### Data entries
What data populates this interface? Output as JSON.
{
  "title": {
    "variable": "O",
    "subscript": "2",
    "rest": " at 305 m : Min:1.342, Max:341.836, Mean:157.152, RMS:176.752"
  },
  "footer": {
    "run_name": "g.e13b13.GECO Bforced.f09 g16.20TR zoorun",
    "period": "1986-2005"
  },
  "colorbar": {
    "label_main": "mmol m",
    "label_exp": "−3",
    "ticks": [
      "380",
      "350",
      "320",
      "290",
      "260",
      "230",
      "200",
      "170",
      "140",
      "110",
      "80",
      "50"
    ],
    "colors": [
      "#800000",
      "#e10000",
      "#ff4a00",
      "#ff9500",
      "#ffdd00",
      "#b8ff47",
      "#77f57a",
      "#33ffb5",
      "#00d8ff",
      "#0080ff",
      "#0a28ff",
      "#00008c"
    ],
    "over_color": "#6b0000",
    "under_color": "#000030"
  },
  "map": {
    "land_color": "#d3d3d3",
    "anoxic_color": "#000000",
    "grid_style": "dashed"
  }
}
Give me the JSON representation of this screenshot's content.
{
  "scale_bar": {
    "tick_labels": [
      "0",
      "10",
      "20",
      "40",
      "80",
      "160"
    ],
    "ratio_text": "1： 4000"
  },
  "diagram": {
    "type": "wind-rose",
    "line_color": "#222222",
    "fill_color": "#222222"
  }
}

### Stated task
Write out, word for word, every line from the one containing "Give me the" through the last line of the records above.

### Task response
Give me the JSON representation of this screenshot's content.
{
  "scale_bar": {
    "tick_labels": [
      "0",
      "10",
      "20",
      "40",
      "80",
      "160"
    ],
    "ratio_text": "1： 4000"
  },
  "diagram": {
    "type": "wind-rose",
    "line_color": "#222222",
    "fill_color": "#222222"
  }
}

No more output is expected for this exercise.